# Extracted entries start

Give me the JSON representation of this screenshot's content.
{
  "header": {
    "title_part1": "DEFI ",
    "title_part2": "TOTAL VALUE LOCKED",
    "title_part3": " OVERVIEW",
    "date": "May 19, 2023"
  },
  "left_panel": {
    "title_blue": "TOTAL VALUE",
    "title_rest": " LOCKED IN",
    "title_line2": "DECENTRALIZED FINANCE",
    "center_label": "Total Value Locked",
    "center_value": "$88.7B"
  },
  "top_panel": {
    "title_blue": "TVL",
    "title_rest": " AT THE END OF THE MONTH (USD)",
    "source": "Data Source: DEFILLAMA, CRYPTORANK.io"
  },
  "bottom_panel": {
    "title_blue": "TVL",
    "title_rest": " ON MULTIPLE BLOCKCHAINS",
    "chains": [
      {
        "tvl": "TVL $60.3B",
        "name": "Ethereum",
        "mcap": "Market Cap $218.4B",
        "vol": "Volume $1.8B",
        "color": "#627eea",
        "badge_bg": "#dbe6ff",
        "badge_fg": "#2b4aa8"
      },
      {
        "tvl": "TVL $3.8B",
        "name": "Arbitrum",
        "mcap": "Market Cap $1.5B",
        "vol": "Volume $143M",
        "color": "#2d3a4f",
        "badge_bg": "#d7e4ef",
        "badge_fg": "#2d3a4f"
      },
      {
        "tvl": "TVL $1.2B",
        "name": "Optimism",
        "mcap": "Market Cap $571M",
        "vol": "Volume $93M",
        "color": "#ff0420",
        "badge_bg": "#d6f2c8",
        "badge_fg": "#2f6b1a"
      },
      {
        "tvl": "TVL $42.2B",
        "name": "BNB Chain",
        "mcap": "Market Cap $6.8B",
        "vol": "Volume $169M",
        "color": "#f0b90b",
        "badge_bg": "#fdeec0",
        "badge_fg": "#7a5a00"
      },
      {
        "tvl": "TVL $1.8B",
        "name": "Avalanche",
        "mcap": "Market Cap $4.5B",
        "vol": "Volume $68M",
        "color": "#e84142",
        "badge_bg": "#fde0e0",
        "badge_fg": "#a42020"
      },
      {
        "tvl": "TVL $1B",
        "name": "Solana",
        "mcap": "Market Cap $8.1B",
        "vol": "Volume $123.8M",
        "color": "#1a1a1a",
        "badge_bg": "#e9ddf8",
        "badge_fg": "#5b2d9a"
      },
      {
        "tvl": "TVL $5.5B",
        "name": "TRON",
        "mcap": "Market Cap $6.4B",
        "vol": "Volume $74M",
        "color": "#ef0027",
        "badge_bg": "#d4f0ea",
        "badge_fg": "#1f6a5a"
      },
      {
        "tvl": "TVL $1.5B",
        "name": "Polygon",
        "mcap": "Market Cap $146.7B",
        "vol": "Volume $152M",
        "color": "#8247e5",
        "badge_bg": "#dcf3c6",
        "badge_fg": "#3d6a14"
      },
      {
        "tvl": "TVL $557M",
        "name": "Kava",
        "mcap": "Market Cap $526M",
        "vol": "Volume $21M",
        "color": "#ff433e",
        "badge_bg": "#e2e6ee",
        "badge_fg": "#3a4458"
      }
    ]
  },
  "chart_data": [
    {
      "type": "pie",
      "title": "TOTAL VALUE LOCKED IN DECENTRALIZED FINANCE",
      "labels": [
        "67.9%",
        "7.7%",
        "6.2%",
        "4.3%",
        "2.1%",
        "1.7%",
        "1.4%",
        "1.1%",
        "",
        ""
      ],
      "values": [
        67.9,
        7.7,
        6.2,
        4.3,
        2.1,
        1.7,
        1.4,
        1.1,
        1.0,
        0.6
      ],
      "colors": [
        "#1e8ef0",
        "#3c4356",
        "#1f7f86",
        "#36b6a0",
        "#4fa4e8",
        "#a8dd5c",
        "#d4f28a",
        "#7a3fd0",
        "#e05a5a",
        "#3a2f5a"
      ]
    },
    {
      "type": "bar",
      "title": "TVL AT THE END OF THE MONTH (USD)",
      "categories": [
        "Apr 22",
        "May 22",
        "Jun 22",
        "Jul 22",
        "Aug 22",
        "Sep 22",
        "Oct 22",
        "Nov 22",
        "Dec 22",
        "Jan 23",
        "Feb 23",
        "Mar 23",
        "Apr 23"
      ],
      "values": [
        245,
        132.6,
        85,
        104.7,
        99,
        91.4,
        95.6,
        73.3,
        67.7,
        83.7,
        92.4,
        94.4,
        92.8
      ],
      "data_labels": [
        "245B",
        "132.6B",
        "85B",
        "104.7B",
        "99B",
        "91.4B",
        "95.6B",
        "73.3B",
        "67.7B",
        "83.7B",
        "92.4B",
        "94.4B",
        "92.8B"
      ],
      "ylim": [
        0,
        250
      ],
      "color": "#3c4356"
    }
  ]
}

# Extracted entries end

Exercise description — Write out every record verbatim.

Solution to this exercise —
Give me the JSON representation of this screenshot's content.
{
  "header": {
    "title_part1": "DEFI ",
    "title_part2": "TOTAL VALUE LOCKED",
    "title_part3": " OVERVIEW",
    "date": "May 19, 2023"
  },
  "left_panel": {
    "title_blue": "TOTAL VALUE",
    "title_rest": " LOCKED IN",
    "title_line2": "DECENTRALIZED FINANCE",
    "center_label": "Total Value Locked",
    "center_value": "$88.7B"
  },
  "top_panel": {
    "title_blue": "TVL",
    "title_rest": " AT THE END OF THE MONTH (USD)",
    "source": "Data Source: DEFILLAMA, CRYPTORANK.io"
  },
  "bottom_panel": {
    "title_blue": "TVL",
    "title_rest": " ON MULTIPLE BLOCKCHAINS",
    "chains": [
      {
        "tvl": "TVL $60.3B",
        "name": "Ethereum",
        "mcap": "Market Cap $218.4B",
        "vol": "Volume $1.8B",
        "color": "#627eea",
        "badge_bg": "#dbe6ff",
        "badge_fg": "#2b4aa8"
      },
      {
        "tvl": "TVL $3.8B",
        "name": "Arbitrum",
        "mcap": "Market Cap $1.5B",
        "vol": "Volume $143M",
        "color": "#2d3a4f",
        "badge_bg": "#d7e4ef",
        "badge_fg": "#2d3a4f"
      },
      {
        "tvl": "TVL $1.2B",
        "name": "Optimism",
        "mcap": "Market Cap $571M",
        "vol": "Volume $93M",
        "color": "#ff0420",
        "badge_bg": "#d6f2c8",
        "badge_fg": "#2f6b1a"
      },
      {
        "tvl": "TVL $42.2B",
        "name": "BNB Chain",
        "mcap": "Market Cap $6.8B",
        "vol": "Volume $169M",
        "color": "#f0b90b",
        "badge_bg": "#fdeec0",
        "badge_fg": "#7a5a00"
      },
      {
        "tvl": "TVL $1.8B",
        "name": "Avalanche",
        "mcap": "Market Cap $4.5B",
        "vol": "Volume $68M",
        "color": "#e84142",
        "badge_bg": "#fde0e0",
        "badge_fg": "#a42020"
      },
      {
        "tvl": "TVL $1B",
        "name": "Solana",
        "mcap": "Market Cap $8.1B",
        "vol": "Volume $123.8M",
        "color": "#1a1a1a",
        "badge_bg": "#e9ddf8",
        "badge_fg": "#5b2d9a"
      },
      {
        "tvl": "TVL $5.5B",
        "name": "TRON",
        "mcap": "Market Cap $6.4B",
        "vol": "Volume $74M",
        "color": "#ef0027",
        "badge_bg": "#d4f0ea",
        "badge_fg": "#1f6a5a"
      },
      {
        "tvl": "TVL $1.5B",
        "name": "Polygon",
        "mcap": "Market Cap $146.7B",
        "vol": "Volume $152M",
        "color": "#8247e5",
        "badge_bg": "#dcf3c6",
        "badge_fg": "#3d6a14"
      },
      {
        "tvl": "TVL $557M",
        "name": "Kava",
        "mcap": "Market Cap $526M",
        "vol": "Volume $21M",
        "color": "#ff433e",
        "badge_bg": "#e2e6ee",
        "badge_fg": "#3a4458"
      }
    ]
  },
  "chart_data": [
    {
      "type": "pie",
      "title": "TOTAL VALUE LOCKED IN DECENTRALIZED FINANCE",
      "labels": [
        "67.9%",
        "7.7%",
        "6.2%",
        "4.3%",
        "2.1%",
        "1.7%",
        "1.4%",
        "1.1%",
        "",
        ""
      ],
      "values": [
        67.9,
        7.7,
        6.2,
        4.3,
        2.1,
        1.7,
        1.4,
        1.1,
        1.0,
        0.6
      ],
      "colors": [
        "#1e8ef0",
        "#3c4356",
        "#1f7f86",
        "#36b6a0",
        "#4fa4e8",
        "#a8dd5c",
        "#d4f28a",
        "#7a3fd0",
        "#e05a5a",
        "#3a2f5a"
      ]
    },
    {
      "type": "bar",
      "title": "TVL AT THE END OF THE MONTH (USD)",
      "categories": [
        "Apr 22",
        "May 22",
        "Jun 22",
        "Jul 22",
        "Aug 22",
        "Sep 22",
        "Oct 22",
        "Nov 22",
        "Dec 22",
        "Jan 23",
        "Feb 23",
        "Mar 23",
        "Apr 23"
      ],
      "values": [
        245,
        132.6,
        85,
        104.7,
        99,
        91.4,
        95.6,
        73.3,
        67.7,
        83.7,
        92.4,
        94.4,
        92.8
      ],
      "data_labels": [
        "245B",
        "132.6B",
        "85B",
        "104.7B",
        "99B",
        "91.4B",
        "95.6B",
        "73.3B",
        "67.7B",
        "83.7B",
        "92.4B",
        "94.4B",
        "92.8B"
      ],
      "ylim": [
        0,
        250
      ],
      "color": "#3c4356"
    }
  ]
}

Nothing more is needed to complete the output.